## Written instruction
Select every line below containing the word "Daijyunkan".

[Data extracted from a collection]
+ + + +
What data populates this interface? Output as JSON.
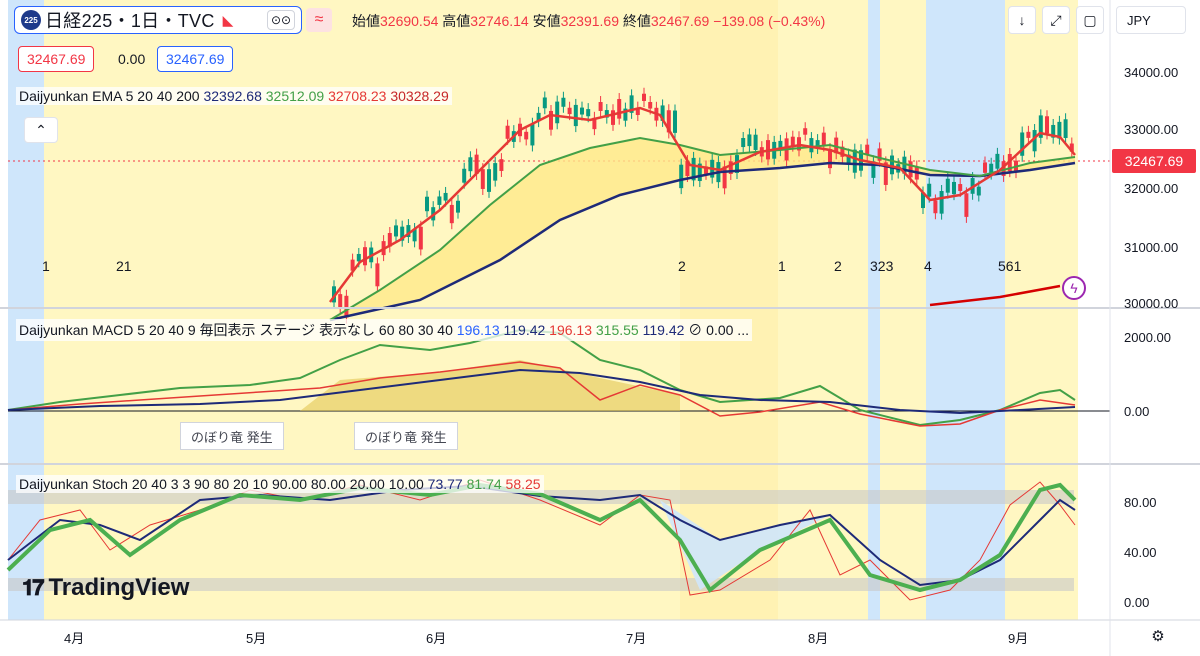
{
  "header": {
    "symbol_logo": "225",
    "symbol": "日経225・1日・TVC",
    "dots_icon": "⊙⊙",
    "wave_icon": "≈",
    "ohlc": [
      {
        "label": "始値",
        "value": "32690.54"
      },
      {
        "label": "高値",
        "value": "32746.14"
      },
      {
        "label": "安値",
        "value": "32391.69"
      },
      {
        "label": "終値",
        "value": "32467.69"
      },
      {
        "label": "",
        "value": "−139.08 (−0.43%)"
      }
    ],
    "currency": "JPY"
  },
  "price_boxes": {
    "sell": "32467.69",
    "spread": "0.00",
    "buy": "32467.69"
  },
  "legends": {
    "ema": {
      "name": "Daijyunkan EMA 5 20 40 200",
      "values": [
        {
          "v": "32392.68",
          "color": "#1e2a78"
        },
        {
          "v": "32512.09",
          "color": "#43a047"
        },
        {
          "v": "32708.23",
          "color": "#e53935"
        },
        {
          "v": "30328.29",
          "color": "#c62828"
        }
      ]
    },
    "macd": {
      "name": "Daijyunkan MACD 5 20 40 9 毎回表示 ステージ 表示なし 60 80 30 40",
      "values": [
        {
          "v": "196.13",
          "color": "#2962ff"
        },
        {
          "v": "119.42",
          "color": "#1e2a78"
        },
        {
          "v": "196.13",
          "color": "#e53935"
        },
        {
          "v": "315.55",
          "color": "#43a047"
        },
        {
          "v": "119.42",
          "color": "#1e2a78"
        },
        {
          "v": "⊘ 0.00 ...",
          "color": "#131722"
        }
      ]
    },
    "stoch": {
      "name": "Daijyunkan Stoch 20 40 3 3 90 80 20 10 90.00 80.00 20.00 10.00",
      "values": [
        {
          "v": "73.77",
          "color": "#1e2a78"
        },
        {
          "v": "81.74",
          "color": "#43a047"
        },
        {
          "v": "58.25",
          "color": "#e53935"
        }
      ]
    }
  },
  "price_axis": [
    "34000.00",
    "33000.00",
    "32000.00",
    "31000.00",
    "30000.00"
  ],
  "macd_axis": [
    "2000.00",
    "0.00"
  ],
  "stoch_axis": [
    "80.00",
    "40.00",
    "0.00"
  ],
  "last_price": "32467.69",
  "time_axis": [
    "4月",
    "5月",
    "6月",
    "7月",
    "8月",
    "9月"
  ],
  "stage_numbers": [
    {
      "text": "1"
    },
    {
      "text": "21"
    },
    {
      "text": "2"
    },
    {
      "text": "1"
    },
    {
      "text": "2"
    },
    {
      "text": "323"
    },
    {
      "text": "4"
    },
    {
      "text": "561"
    }
  ],
  "annotations": [
    "のぼり竜 発生",
    "のぼり竜 発生"
  ],
  "brand": "TradingView",
  "colors": {
    "accent": "#2962ff",
    "down": "#f23645",
    "up": "#089981",
    "ema_fast": "#e53935",
    "ema_mid": "#43a047",
    "ema_slow": "#1e2a78",
    "stage_yellow": "#fff7c2",
    "stage_blue": "#cfe6fb"
  }
}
+ + + +
## Response below
      "name": "Daijyunkan EMA 5 20 40 200",
      "name": "Daijyunkan MACD 5 20 40 9 毎回表示 ステージ 表示なし 60 80 30 40",
      "name": "Daijyunkan Stoch 20 40 3 3 90 80 20 10 90.00 80.00 20.00 10.00",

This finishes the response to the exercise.